> [Do this]:
Copy out each line that has "Blutroth" in it.
========================
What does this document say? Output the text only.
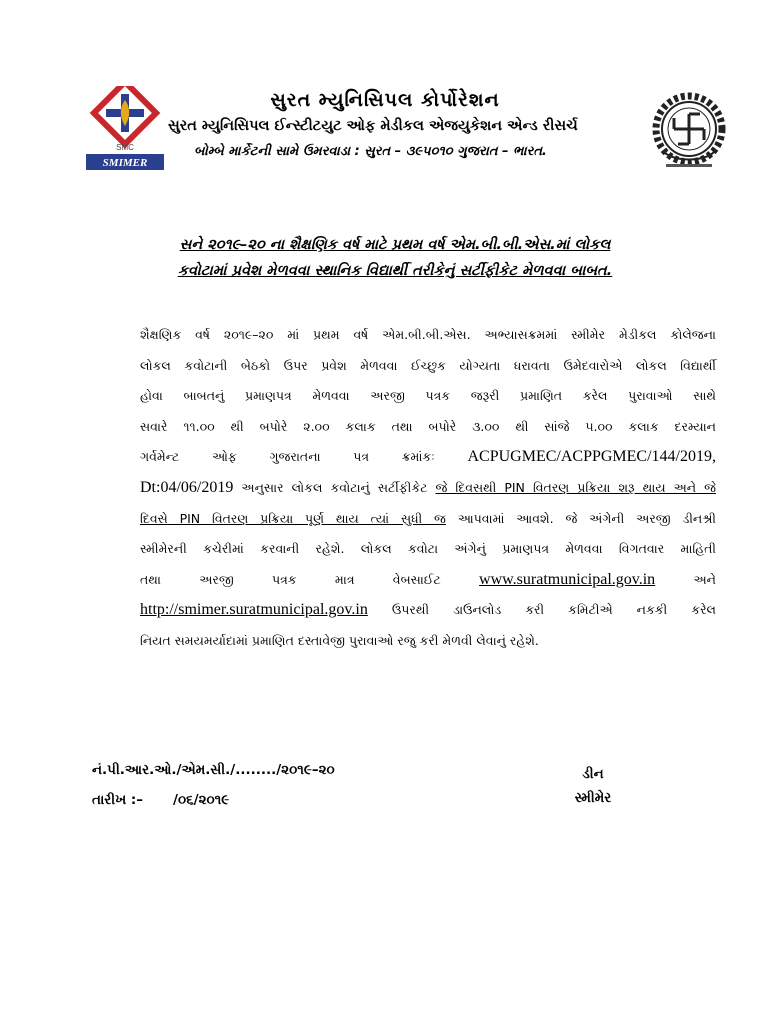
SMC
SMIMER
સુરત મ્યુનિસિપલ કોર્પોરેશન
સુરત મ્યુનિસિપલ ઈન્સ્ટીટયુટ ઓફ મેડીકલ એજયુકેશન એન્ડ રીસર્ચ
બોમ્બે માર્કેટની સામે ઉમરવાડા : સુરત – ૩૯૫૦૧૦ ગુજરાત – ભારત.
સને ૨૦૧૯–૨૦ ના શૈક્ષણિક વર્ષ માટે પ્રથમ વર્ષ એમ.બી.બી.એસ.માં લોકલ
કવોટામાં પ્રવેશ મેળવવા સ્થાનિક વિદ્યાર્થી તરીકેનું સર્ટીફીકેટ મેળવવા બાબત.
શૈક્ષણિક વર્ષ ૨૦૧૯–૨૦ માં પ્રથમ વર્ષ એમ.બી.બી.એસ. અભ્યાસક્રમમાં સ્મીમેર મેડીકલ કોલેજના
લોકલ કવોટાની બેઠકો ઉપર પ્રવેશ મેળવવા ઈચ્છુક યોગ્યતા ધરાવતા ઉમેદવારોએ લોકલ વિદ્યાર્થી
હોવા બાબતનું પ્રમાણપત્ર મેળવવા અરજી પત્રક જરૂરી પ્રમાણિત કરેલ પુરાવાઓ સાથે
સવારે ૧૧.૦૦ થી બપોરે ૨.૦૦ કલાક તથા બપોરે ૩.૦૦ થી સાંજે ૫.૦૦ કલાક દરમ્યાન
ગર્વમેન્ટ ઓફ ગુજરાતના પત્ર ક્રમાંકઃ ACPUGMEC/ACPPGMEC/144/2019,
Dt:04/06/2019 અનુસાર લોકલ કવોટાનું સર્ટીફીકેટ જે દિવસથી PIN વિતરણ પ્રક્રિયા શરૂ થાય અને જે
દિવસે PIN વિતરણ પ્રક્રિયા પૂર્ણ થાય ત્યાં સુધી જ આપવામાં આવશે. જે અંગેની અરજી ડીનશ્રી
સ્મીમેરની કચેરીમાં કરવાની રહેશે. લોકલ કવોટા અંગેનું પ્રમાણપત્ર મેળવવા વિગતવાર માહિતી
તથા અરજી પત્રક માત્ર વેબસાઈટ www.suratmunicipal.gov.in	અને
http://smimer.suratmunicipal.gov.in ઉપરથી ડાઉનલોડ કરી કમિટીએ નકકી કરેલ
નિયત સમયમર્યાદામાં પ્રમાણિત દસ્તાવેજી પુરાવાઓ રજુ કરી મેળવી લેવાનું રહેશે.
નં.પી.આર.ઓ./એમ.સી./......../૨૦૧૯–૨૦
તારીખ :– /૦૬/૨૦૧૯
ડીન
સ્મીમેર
========================
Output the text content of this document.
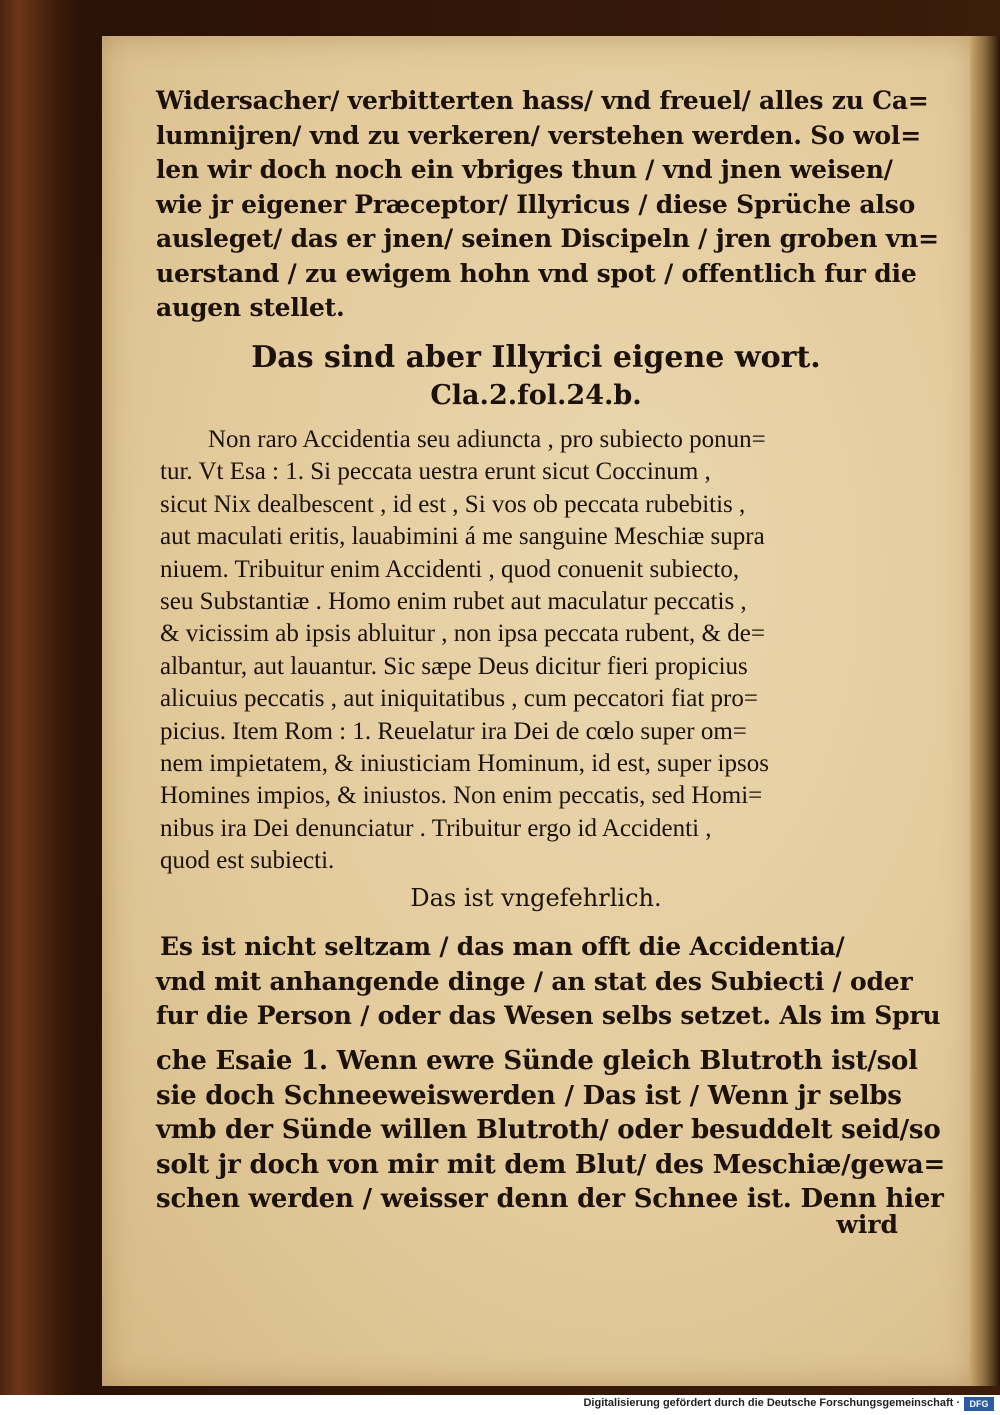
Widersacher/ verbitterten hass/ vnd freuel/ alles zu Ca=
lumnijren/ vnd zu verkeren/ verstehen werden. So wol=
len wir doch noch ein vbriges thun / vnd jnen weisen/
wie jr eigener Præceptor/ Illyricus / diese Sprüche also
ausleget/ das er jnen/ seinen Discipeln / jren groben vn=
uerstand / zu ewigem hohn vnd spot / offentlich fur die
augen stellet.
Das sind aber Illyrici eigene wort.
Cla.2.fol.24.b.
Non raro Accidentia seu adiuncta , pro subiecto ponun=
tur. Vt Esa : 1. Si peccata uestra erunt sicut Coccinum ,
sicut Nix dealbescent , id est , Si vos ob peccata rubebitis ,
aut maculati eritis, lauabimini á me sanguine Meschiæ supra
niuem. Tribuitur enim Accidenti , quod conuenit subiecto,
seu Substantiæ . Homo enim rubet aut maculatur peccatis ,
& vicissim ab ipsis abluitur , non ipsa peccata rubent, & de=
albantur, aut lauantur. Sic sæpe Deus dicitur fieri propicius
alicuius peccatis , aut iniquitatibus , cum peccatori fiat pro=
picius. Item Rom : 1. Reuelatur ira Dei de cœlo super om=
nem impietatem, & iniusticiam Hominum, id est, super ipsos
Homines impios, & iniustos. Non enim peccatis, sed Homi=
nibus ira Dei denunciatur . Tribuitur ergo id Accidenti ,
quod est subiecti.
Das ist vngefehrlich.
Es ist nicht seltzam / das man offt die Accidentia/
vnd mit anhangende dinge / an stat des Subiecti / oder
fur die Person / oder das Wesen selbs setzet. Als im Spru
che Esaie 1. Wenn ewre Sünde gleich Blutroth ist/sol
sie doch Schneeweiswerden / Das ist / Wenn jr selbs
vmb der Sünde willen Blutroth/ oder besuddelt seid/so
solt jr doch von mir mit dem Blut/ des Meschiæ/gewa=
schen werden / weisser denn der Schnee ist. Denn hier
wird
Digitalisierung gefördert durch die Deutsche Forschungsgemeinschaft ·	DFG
========================
> [Worked solution]:
che Esaie 1. Wenn ewre Sünde gleich Blutroth ist/sol
vmb der Sünde willen Blutroth/ oder besuddelt seid/so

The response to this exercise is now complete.